Extracted data entries
/---

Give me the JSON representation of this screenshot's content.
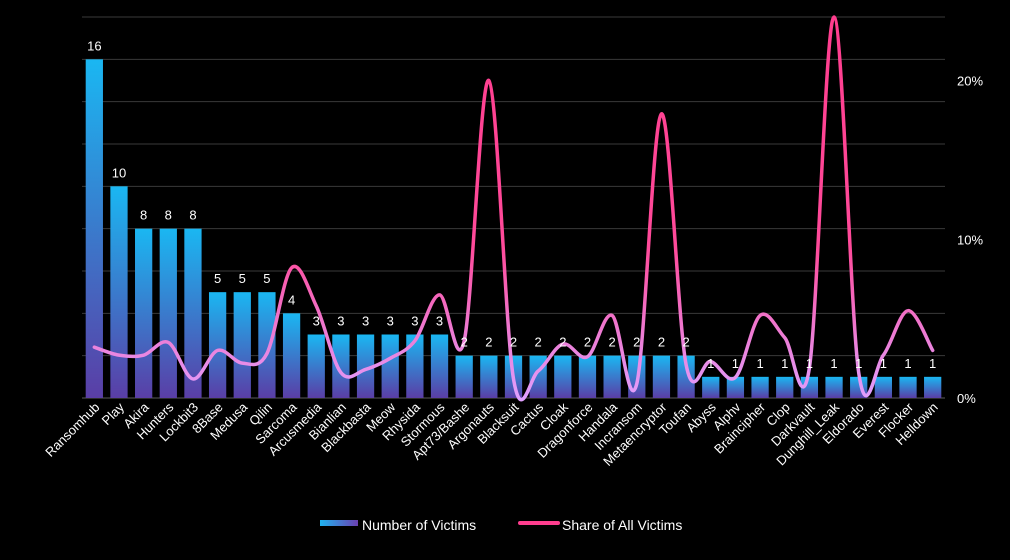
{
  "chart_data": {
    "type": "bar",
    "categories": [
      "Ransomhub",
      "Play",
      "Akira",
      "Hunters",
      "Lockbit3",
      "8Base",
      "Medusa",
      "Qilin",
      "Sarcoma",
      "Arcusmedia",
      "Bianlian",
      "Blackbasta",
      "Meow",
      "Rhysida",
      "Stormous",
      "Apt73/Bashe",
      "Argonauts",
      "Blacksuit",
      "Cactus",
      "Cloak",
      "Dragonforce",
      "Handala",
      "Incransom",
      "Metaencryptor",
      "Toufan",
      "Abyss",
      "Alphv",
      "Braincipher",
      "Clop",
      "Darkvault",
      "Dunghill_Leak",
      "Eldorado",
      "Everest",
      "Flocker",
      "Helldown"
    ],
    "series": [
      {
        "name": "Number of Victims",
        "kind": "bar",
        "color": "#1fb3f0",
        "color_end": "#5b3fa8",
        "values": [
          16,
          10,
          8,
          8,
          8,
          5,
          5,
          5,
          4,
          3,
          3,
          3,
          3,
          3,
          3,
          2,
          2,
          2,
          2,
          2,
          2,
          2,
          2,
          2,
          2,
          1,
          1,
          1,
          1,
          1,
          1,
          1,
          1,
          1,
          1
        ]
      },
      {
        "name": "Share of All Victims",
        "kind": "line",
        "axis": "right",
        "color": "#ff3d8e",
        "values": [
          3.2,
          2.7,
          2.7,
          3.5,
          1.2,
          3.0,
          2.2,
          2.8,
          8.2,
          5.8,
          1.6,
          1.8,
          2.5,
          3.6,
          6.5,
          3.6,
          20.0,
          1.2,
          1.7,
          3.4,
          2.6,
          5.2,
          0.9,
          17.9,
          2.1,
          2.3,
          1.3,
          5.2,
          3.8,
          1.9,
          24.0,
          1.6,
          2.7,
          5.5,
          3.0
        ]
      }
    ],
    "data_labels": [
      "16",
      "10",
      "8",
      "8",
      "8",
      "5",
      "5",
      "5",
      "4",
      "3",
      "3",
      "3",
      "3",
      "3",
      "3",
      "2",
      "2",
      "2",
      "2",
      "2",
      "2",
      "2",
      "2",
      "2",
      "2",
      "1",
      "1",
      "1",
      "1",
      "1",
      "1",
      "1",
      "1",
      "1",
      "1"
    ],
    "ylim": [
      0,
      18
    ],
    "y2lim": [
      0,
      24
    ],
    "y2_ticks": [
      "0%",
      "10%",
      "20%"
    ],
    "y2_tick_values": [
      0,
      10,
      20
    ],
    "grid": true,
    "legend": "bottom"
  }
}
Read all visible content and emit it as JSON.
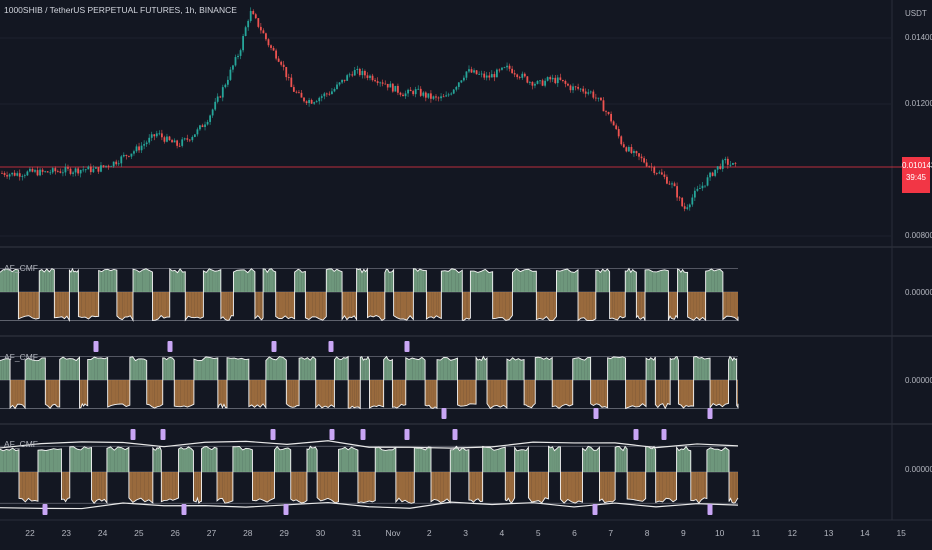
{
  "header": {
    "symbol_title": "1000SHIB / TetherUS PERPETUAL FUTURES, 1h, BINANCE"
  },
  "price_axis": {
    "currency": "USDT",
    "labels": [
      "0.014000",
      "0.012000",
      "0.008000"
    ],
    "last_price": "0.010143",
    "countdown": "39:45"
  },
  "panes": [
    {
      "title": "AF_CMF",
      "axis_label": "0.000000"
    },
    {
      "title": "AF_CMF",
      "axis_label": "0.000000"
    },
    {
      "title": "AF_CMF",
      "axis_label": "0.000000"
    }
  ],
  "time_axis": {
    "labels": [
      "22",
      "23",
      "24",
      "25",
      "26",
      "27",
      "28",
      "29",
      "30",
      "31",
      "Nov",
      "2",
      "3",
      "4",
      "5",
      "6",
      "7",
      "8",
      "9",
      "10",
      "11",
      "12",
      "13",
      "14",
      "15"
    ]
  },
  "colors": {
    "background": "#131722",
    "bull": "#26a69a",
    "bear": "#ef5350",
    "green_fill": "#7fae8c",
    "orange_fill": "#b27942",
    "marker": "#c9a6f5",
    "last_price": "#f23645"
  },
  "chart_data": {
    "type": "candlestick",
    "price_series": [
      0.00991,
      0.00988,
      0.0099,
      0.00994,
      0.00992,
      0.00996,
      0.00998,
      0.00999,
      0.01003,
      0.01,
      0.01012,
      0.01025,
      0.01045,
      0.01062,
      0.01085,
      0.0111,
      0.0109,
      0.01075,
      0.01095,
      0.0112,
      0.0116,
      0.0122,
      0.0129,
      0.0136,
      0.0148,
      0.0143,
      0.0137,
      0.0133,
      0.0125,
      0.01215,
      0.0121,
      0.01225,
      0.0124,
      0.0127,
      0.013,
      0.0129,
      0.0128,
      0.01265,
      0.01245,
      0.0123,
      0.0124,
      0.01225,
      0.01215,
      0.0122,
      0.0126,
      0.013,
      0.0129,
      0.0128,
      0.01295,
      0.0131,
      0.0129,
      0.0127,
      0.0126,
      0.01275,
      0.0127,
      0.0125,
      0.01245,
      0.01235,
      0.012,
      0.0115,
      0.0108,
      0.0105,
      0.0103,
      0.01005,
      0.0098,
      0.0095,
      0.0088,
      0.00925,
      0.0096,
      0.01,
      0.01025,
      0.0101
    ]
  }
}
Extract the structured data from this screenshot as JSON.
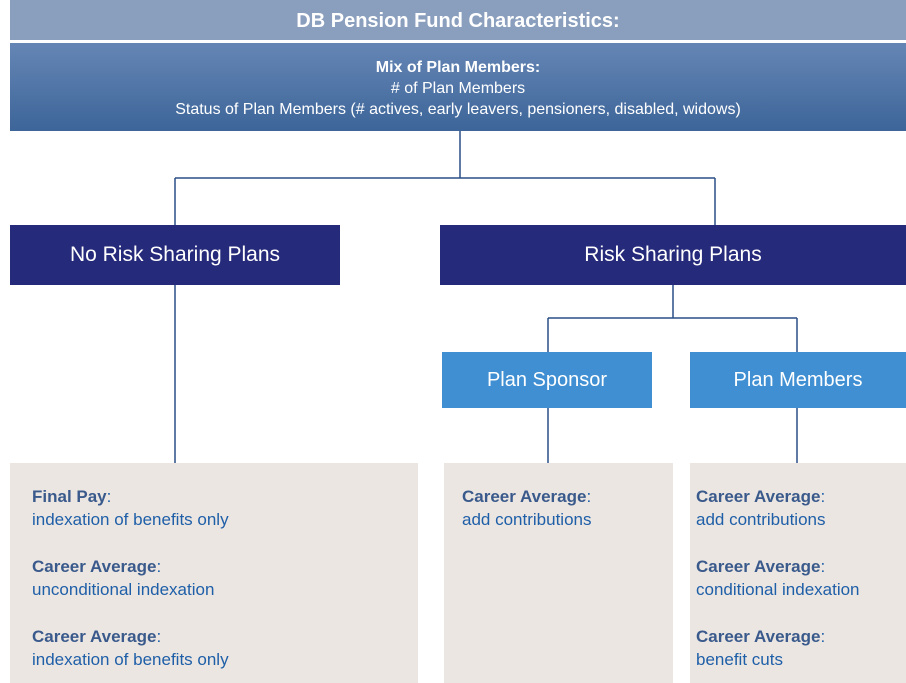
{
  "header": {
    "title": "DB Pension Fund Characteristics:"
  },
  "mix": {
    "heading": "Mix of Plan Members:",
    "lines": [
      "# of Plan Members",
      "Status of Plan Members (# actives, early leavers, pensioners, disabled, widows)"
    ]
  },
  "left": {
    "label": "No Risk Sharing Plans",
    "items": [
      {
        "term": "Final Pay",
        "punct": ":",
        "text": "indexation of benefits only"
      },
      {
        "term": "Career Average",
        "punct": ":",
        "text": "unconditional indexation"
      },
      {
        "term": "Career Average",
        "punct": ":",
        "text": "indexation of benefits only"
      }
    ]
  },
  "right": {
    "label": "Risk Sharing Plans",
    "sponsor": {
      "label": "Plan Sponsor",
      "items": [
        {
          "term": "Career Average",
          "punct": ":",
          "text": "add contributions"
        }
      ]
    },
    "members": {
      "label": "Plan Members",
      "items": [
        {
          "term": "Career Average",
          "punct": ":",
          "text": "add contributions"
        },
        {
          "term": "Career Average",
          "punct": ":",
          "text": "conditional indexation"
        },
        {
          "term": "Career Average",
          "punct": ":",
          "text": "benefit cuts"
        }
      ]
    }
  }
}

\---

### [The request]
Are you able to set down all the lines above exactly, without any pictures?

### [Full answer]
Give me the JSON representation of this screenshot's content.
{
  "chart_data": {
    "type": "bar",
    "categories": [
      "Ransomhub",
      "Play",
      "Akira",
      "Hunters",
      "Lockbit3",
      "8Base",
      "Medusa",
      "Qilin",
      "Sarcoma",
      "Arcusmedia",
      "Bianlian",
      "Blackbasta",
      "Meow",
      "Rhysida",
      "Stormous",
      "Apt73/Bashe",
      "Argonauts",
      "Blacksuit",
      "Cactus",
      "Cloak",
      "Dragonforce",
      "Handala",
      "Incransom",
      "Metaencryptor",
      "Toufan",
      "Abyss",
      "Alphv",
      "Braincipher",
      "Clop",
      "Darkvault",
      "Dunghill_Leak",
      "Eldorado",
      "Everest",
      "Flocker",
      "Helldown"
    ],
    "series": [
      {
        "name": "Number of Victims",
        "kind": "bar",
        "color": "#1fb3f0",
        "color_end": "#5b3fa8",
        "values": [
          16,
          10,
          8,
          8,
          8,
          5,
          5,
          5,
          4,
          3,
          3,
          3,
          3,
          3,
          3,
          2,
          2,
          2,
          2,
          2,
          2,
          2,
          2,
          2,
          2,
          1,
          1,
          1,
          1,
          1,
          1,
          1,
          1,
          1,
          1
        ]
      },
      {
        "name": "Share of All Victims",
        "kind": "line",
        "axis": "right",
        "color": "#ff3d8e",
        "values": [
          3.2,
          2.7,
          2.7,
          3.5,
          1.2,
          3.0,
          2.2,
          2.8,
          8.2,
          5.8,
          1.6,
          1.8,
          2.5,
          3.6,
          6.5,
          3.6,
          20.0,
          1.2,
          1.7,
          3.4,
          2.6,
          5.2,
          0.9,
          17.9,
          2.1,
          2.3,
          1.3,
          5.2,
          3.8,
          1.9,
          24.0,
          1.6,
          2.7,
          5.5,
          3.0
        ]
      }
    ],
    "data_labels": [
      "16",
      "10",
      "8",
      "8",
      "8",
      "5",
      "5",
      "5",
      "4",
      "3",
      "3",
      "3",
      "3",
      "3",
      "3",
      "2",
      "2",
      "2",
      "2",
      "2",
      "2",
      "2",
      "2",
      "2",
      "2",
      "1",
      "1",
      "1",
      "1",
      "1",
      "1",
      "1",
      "1",
      "1",
      "1"
    ],
    "ylim": [
      0,
      18
    ],
    "y2lim": [
      0,
      24
    ],
    "y2_ticks": [
      "0%",
      "10%",
      "20%"
    ],
    "y2_tick_values": [
      0,
      10,
      20
    ],
    "grid": true,
    "legend": "bottom"
  }
}
Read all visible content and emit it as JSON.
{
  "header": {
    "symbol_title": "1000SHIB / TetherUS PERPETUAL FUTURES, 1h, BINANCE"
  },
  "price_axis": {
    "currency": "USDT",
    "labels": [
      "0.014000",
      "0.012000",
      "0.008000"
    ],
    "last_price": "0.010143",
    "countdown": "39:45"
  },
  "panes": [
    {
      "title": "AF_CMF",
      "axis_label": "0.000000"
    },
    {
      "title": "AF_CMF",
      "axis_label": "0.000000"
    },
    {
      "title": "AF_CMF",
      "axis_label": "0.000000"
    }
  ],
  "time_axis": {
    "labels": [
      "22",
      "23",
      "24",
      "25",
      "26",
      "27",
      "28",
      "29",
      "30",
      "31",
      "Nov",
      "2",
      "3",
      "4",
      "5",
      "6",
      "7",
      "8",
      "9",
      "10",
      "11",
      "12",
      "13",
      "14",
      "15"
    ]
  },
  "colors": {
    "background": "#131722",
    "bull": "#26a69a",
    "bear": "#ef5350",
    "green_fill": "#7fae8c",
    "orange_fill": "#b27942",
    "marker": "#c9a6f5",
    "last_price": "#f23645"
  },
  "chart_data": {
    "type": "candlestick",
    "price_series": [
      0.00991,
      0.00988,
      0.0099,
      0.00994,
      0.00992,
      0.00996,
      0.00998,
      0.00999,
      0.01003,
      0.01,
      0.01012,
      0.01025,
      0.01045,
      0.01062,
      0.01085,
      0.0111,
      0.0109,
      0.01075,
      0.01095,
      0.0112,
      0.0116,
      0.0122,
      0.0129,
      0.0136,
      0.0148,
      0.0143,
      0.0137,
      0.0133,
      0.0125,
      0.01215,
      0.0121,
      0.01225,
      0.0124,
      0.0127,
      0.013,
      0.0129,
      0.0128,
      0.01265,
      0.01245,
      0.0123,
      0.0124,
      0.01225,
      0.01215,
      0.0122,
      0.0126,
      0.013,
      0.0129,
      0.0128,
      0.01295,
      0.0131,
      0.0129,
      0.0127,
      0.0126,
      0.01275,
      0.0127,
      0.0125,
      0.01245,
      0.01235,
      0.012,
      0.0115,
      0.0108,
      0.0105,
      0.0103,
      0.01005,
      0.0098,
      0.0095,
      0.0088,
      0.00925,
      0.0096,
      0.01,
      0.01025,
      0.0101
    ]
  }
}
Extract the structured data from this screenshot as JSON.
{
  "header": {
    "title": "DB Pension Fund Characteristics:"
  },
  "mix": {
    "heading": "Mix of Plan Members:",
    "lines": [
      "# of Plan Members",
      "Status of Plan Members (# actives, early leavers, pensioners, disabled, widows)"
    ]
  },
  "left": {
    "label": "No Risk Sharing Plans",
    "items": [
      {
        "term": "Final Pay",
        "punct": ":",
        "text": "indexation of benefits only"
      },
      {
        "term": "Career Average",
        "punct": ":",
        "text": "unconditional indexation"
      },
      {
        "term": "Career Average",
        "punct": ":",
        "text": "indexation of benefits only"
      }
    ]
  },
  "right": {
    "label": "Risk Sharing Plans",
    "sponsor": {
      "label": "Plan Sponsor",
      "items": [
        {
          "term": "Career Average",
          "punct": ":",
          "text": "add contributions"
        }
      ]
    },
    "members": {
      "label": "Plan Members",
      "items": [
        {
          "term": "Career Average",
          "punct": ":",
          "text": "add contributions"
        },
        {
          "term": "Career Average",
          "punct": ":",
          "text": "conditional indexation"
        },
        {
          "term": "Career Average",
          "punct": ":",
          "text": "benefit cuts"
        }
      ]
    }
  }
}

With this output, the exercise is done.